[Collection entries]
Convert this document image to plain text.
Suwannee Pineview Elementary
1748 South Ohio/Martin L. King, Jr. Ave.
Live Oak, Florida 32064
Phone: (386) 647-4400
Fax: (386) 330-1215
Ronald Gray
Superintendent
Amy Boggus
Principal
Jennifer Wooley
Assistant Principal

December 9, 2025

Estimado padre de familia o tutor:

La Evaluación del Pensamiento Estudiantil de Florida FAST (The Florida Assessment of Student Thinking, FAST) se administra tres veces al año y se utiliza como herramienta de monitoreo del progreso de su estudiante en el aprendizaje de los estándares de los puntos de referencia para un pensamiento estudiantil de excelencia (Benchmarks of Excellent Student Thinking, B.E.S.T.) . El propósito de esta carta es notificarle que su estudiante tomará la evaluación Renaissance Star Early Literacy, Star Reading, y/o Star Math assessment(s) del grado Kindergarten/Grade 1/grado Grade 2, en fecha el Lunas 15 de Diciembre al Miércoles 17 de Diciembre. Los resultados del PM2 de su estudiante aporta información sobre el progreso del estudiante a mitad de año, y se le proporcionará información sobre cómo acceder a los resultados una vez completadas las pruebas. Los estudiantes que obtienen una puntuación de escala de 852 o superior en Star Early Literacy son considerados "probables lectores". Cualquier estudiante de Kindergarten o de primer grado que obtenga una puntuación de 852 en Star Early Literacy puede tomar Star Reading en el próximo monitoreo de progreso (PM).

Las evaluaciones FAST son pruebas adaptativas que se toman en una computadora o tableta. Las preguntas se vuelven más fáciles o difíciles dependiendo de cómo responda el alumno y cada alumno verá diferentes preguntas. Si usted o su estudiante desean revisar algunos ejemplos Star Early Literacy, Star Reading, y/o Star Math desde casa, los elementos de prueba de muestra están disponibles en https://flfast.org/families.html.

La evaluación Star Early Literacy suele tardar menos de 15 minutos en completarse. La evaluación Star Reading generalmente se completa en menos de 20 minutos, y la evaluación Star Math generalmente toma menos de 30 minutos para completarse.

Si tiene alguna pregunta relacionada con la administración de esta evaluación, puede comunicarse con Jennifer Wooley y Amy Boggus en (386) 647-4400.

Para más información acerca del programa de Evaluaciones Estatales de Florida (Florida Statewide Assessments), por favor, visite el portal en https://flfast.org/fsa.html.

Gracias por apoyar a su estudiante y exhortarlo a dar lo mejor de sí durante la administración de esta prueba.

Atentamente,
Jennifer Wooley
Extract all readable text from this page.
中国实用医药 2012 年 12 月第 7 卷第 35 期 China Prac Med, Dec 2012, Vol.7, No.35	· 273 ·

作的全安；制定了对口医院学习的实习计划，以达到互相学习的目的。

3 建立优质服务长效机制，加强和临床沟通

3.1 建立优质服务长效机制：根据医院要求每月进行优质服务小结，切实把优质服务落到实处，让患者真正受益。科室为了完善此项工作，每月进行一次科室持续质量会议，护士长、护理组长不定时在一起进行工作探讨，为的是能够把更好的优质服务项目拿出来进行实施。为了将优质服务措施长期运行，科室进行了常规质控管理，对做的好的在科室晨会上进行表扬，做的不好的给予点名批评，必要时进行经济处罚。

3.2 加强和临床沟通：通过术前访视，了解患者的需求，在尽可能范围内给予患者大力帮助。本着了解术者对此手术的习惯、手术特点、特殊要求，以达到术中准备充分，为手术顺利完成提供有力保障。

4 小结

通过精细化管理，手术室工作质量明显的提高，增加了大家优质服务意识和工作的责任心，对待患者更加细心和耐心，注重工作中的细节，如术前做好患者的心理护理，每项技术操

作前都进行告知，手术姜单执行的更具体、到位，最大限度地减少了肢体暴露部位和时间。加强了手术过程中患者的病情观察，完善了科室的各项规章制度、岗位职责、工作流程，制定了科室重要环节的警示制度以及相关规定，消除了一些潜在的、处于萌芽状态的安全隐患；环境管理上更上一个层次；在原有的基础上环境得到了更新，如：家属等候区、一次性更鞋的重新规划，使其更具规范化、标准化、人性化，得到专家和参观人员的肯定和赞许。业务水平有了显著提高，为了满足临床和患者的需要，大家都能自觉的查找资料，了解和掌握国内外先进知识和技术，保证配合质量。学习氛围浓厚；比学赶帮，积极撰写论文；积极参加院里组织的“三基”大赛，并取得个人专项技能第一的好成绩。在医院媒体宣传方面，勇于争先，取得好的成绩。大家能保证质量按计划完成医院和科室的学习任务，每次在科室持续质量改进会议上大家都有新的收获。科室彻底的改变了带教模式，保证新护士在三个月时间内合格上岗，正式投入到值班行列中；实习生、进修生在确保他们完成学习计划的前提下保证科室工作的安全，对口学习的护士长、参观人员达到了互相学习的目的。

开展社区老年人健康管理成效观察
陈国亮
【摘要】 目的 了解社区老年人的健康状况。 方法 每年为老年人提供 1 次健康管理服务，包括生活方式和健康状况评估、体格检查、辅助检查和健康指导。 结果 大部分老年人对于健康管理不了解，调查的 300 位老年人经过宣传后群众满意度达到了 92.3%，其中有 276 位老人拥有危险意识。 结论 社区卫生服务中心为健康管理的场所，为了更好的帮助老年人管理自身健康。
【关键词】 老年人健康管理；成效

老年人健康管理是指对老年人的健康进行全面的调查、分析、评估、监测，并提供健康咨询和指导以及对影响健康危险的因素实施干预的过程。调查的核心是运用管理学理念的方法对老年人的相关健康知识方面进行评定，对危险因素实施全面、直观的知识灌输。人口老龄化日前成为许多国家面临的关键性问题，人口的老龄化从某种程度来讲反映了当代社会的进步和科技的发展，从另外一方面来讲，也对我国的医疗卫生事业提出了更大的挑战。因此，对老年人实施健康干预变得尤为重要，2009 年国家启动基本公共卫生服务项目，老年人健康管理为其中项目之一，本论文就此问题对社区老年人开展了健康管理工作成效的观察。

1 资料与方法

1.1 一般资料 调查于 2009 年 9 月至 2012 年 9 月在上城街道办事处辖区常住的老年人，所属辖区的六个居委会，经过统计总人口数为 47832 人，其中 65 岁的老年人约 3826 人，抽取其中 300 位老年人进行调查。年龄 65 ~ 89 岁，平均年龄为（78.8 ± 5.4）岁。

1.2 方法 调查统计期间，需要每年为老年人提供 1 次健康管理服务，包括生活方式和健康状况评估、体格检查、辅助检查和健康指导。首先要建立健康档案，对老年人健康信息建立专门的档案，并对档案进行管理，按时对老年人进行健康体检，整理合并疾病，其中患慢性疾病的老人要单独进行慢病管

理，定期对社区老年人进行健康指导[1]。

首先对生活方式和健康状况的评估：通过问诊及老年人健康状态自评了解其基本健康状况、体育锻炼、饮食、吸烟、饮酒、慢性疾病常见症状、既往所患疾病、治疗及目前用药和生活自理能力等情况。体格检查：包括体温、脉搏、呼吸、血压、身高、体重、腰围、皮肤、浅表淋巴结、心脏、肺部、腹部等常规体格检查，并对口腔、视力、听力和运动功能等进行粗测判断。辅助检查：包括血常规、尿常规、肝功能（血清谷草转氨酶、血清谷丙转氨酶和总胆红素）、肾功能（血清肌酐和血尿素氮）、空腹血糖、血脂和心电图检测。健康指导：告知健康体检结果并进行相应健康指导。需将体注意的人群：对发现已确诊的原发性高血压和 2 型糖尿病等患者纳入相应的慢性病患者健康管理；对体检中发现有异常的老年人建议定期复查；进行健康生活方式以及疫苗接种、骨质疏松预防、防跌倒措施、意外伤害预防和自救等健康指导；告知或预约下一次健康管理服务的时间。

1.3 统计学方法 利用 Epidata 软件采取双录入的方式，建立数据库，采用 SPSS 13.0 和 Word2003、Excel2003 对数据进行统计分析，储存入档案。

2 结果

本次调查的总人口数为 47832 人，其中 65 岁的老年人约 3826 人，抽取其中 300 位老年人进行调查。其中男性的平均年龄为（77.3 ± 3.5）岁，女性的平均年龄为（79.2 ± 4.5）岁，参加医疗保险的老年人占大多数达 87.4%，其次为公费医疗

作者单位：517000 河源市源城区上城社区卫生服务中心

◆ **Task description**
Identify the lines that contain the string "建立优质服务长效机制", and copy every one of them.

◆ **Written solution**
3 建立优质服务长效机制，加强和临床沟通
3.1 建立优质服务长效机制：根据医院要求每月进行优质服务小结，切实把优质服务落到实处，让患者真正受益。科室为了完善此项工作，每月进行一次科室持续质量会议，护士长、护理组长不定时在一起进行工作探讨，为的是能够把更好的优质服务项目拿出来进行实施。为了将优质服务措施长期运行，科室进行了常规质控管理，对做的好的在科室晨会上进行表扬，做的不好的给予点名批评，必要时进行经济处罚。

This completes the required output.